Output the material beneath exactly, leaving nothing out.

→ **Entries supplied**:
● ● ●

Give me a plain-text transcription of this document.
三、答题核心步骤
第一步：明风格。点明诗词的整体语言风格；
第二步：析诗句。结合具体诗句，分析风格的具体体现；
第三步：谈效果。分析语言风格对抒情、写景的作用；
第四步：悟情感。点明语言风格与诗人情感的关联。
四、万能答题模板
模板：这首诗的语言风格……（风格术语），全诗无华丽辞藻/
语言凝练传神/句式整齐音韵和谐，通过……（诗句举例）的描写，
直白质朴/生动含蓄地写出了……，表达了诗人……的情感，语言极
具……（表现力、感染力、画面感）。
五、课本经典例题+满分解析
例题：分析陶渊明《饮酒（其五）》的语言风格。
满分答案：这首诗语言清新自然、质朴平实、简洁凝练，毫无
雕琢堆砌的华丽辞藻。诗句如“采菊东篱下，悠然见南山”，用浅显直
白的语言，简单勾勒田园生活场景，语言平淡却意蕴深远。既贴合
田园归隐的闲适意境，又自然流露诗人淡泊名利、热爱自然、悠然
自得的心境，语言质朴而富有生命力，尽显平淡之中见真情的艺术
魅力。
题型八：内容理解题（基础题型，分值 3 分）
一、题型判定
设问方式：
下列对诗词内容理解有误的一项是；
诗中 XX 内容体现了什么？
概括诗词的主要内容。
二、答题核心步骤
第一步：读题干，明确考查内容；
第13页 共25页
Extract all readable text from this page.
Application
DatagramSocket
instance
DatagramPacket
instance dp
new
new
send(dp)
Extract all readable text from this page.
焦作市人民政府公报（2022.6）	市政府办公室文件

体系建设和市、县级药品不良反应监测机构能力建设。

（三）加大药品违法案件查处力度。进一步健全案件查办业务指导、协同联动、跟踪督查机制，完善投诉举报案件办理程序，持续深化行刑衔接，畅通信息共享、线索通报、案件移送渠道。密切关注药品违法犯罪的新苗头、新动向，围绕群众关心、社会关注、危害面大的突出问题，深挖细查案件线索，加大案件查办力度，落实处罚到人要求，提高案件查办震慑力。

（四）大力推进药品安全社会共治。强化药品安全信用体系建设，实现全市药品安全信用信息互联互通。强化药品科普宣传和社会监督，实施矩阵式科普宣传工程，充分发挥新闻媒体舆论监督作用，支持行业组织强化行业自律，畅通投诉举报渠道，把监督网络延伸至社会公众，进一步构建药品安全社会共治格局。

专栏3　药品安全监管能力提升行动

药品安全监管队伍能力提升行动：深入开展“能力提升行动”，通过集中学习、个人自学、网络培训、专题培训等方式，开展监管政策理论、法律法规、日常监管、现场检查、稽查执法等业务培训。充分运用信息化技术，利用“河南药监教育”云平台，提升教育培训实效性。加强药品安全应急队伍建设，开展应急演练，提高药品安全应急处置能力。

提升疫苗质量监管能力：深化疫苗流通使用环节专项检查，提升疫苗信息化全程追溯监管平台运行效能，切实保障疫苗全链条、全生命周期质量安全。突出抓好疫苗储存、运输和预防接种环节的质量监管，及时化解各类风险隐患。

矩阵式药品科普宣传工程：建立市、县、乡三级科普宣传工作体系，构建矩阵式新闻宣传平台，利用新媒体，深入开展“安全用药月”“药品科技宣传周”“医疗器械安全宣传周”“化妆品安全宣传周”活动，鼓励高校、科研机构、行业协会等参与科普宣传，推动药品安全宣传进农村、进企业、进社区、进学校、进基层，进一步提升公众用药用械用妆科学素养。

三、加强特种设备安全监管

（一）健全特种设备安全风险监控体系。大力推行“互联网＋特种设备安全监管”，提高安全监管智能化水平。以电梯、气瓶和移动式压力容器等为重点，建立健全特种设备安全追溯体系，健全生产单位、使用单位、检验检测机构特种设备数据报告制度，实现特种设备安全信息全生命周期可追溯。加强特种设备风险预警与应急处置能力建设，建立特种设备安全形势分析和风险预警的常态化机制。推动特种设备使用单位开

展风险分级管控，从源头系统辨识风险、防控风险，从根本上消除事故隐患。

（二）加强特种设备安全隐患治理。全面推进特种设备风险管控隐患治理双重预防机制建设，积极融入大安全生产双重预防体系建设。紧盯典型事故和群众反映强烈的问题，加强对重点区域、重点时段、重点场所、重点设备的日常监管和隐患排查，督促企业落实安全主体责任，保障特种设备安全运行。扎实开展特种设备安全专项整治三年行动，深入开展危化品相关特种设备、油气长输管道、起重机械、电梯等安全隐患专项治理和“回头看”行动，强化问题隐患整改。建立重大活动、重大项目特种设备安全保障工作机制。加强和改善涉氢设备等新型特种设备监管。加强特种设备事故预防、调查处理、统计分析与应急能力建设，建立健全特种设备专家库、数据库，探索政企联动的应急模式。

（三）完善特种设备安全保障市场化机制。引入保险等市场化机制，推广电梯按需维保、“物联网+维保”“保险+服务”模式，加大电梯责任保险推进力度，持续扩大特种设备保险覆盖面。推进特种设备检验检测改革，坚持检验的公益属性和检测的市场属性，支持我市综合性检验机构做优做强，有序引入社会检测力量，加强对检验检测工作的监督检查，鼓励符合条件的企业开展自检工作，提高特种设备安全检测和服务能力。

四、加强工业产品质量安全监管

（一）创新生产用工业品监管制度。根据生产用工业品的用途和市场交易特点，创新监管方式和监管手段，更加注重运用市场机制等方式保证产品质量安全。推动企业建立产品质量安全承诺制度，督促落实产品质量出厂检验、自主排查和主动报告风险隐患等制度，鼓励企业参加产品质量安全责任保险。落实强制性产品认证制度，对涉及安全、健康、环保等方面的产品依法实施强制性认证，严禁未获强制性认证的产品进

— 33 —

● ● ●

→ **Expected answer**:
Give me a plain-text transcription of this document.
三、答题核心步骤
第一步：明风格。点明诗词的整体语言风格；
第二步：析诗句。结合具体诗句，分析风格的具体体现；
第三步：谈效果。分析语言风格对抒情、写景的作用；
第四步：悟情感。点明语言风格与诗人情感的关联。
四、万能答题模板
模板：这首诗的语言风格……（风格术语），全诗无华丽辞藻/
语言凝练传神/句式整齐音韵和谐，通过……（诗句举例）的描写，
直白质朴/生动含蓄地写出了……，表达了诗人……的情感，语言极
具……（表现力、感染力、画面感）。
五、课本经典例题+满分解析
例题：分析陶渊明《饮酒（其五）》的语言风格。
满分答案：这首诗语言清新自然、质朴平实、简洁凝练，毫无
雕琢堆砌的华丽辞藻。诗句如“采菊东篱下，悠然见南山”，用浅显直
白的语言，简单勾勒田园生活场景，语言平淡却意蕴深远。既贴合
田园归隐的闲适意境，又自然流露诗人淡泊名利、热爱自然、悠然
自得的心境，语言质朴而富有生命力，尽显平淡之中见真情的艺术
魅力。
题型八：内容理解题（基础题型，分值 3 分）
一、题型判定
设问方式：
下列对诗词内容理解有误的一项是；
诗中 XX 内容体现了什么？
概括诗词的主要内容。
二、答题核心步骤
第一步：读题干，明确考查内容；
第13页 共25页
Extract all readable text from this page.
Application
DatagramSocket
instance
DatagramPacket
instance dp
new
new
send(dp)
Extract all readable text from this page.
焦作市人民政府公报（2022.6）	市政府办公室文件

体系建设和市、县级药品不良反应监测机构能力建设。

（三）加大药品违法案件查处力度。进一步健全案件查办业务指导、协同联动、跟踪督查机制，完善投诉举报案件办理程序，持续深化行刑衔接，畅通信息共享、线索通报、案件移送渠道。密切关注药品违法犯罪的新苗头、新动向，围绕群众关心、社会关注、危害面大的突出问题，深挖细查案件线索，加大案件查办力度，落实处罚到人要求，提高案件查办震慑力。

（四）大力推进药品安全社会共治。强化药品安全信用体系建设，实现全市药品安全信用信息互联互通。强化药品科普宣传和社会监督，实施矩阵式科普宣传工程，充分发挥新闻媒体舆论监督作用，支持行业组织强化行业自律，畅通投诉举报渠道，把监督网络延伸至社会公众，进一步构建药品安全社会共治格局。

专栏3　药品安全监管能力提升行动

药品安全监管队伍能力提升行动：深入开展“能力提升行动”，通过集中学习、个人自学、网络培训、专题培训等方式，开展监管政策理论、法律法规、日常监管、现场检查、稽查执法等业务培训。充分运用信息化技术，利用“河南药监教育”云平台，提升教育培训实效性。加强药品安全应急队伍建设，开展应急演练，提高药品安全应急处置能力。

提升疫苗质量监管能力：深化疫苗流通使用环节专项检查，提升疫苗信息化全程追溯监管平台运行效能，切实保障疫苗全链条、全生命周期质量安全。突出抓好疫苗储存、运输和预防接种环节的质量监管，及时化解各类风险隐患。

矩阵式药品科普宣传工程：建立市、县、乡三级科普宣传工作体系，构建矩阵式新闻宣传平台，利用新媒体，深入开展“安全用药月”“药品科技宣传周”“医疗器械安全宣传周”“化妆品安全宣传周”活动，鼓励高校、科研机构、行业协会等参与科普宣传，推动药品安全宣传进农村、进企业、进社区、进学校、进基层，进一步提升公众用药用械用妆科学素养。

三、加强特种设备安全监管

（一）健全特种设备安全风险监控体系。大力推行“互联网＋特种设备安全监管”，提高安全监管智能化水平。以电梯、气瓶和移动式压力容器等为重点，建立健全特种设备安全追溯体系，健全生产单位、使用单位、检验检测机构特种设备数据报告制度，实现特种设备安全信息全生命周期可追溯。加强特种设备风险预警与应急处置能力建设，建立特种设备安全形势分析和风险预警的常态化机制。推动特种设备使用单位开

展风险分级管控，从源头系统辨识风险、防控风险，从根本上消除事故隐患。

（二）加强特种设备安全隐患治理。全面推进特种设备风险管控隐患治理双重预防机制建设，积极融入大安全生产双重预防体系建设。紧盯典型事故和群众反映强烈的问题，加强对重点区域、重点时段、重点场所、重点设备的日常监管和隐患排查，督促企业落实安全主体责任，保障特种设备安全运行。扎实开展特种设备安全专项整治三年行动，深入开展危化品相关特种设备、油气长输管道、起重机械、电梯等安全隐患专项治理和“回头看”行动，强化问题隐患整改。建立重大活动、重大项目特种设备安全保障工作机制。加强和改善涉氢设备等新型特种设备监管。加强特种设备事故预防、调查处理、统计分析与应急能力建设，建立健全特种设备专家库、数据库，探索政企联动的应急模式。

（三）完善特种设备安全保障市场化机制。引入保险等市场化机制，推广电梯按需维保、“物联网+维保”“保险+服务”模式，加大电梯责任保险推进力度，持续扩大特种设备保险覆盖面。推进特种设备检验检测改革，坚持检验的公益属性和检测的市场属性，支持我市综合性检验机构做优做强，有序引入社会检测力量，加强对检验检测工作的监督检查，鼓励符合条件的企业开展自检工作，提高特种设备安全检测和服务能力。

四、加强工业产品质量安全监管

（一）创新生产用工业品监管制度。根据生产用工业品的用途和市场交易特点，创新监管方式和监管手段，更加注重运用市场机制等方式保证产品质量安全。推动企业建立产品质量安全承诺制度，督促落实产品质量出厂检验、自主排查和主动报告风险隐患等制度，鼓励企业参加产品质量安全责任保险。落实强制性产品认证制度，对涉及安全、健康、环保等方面的产品依法实施强制性认证，严禁未获强制性认证的产品进

— 33 —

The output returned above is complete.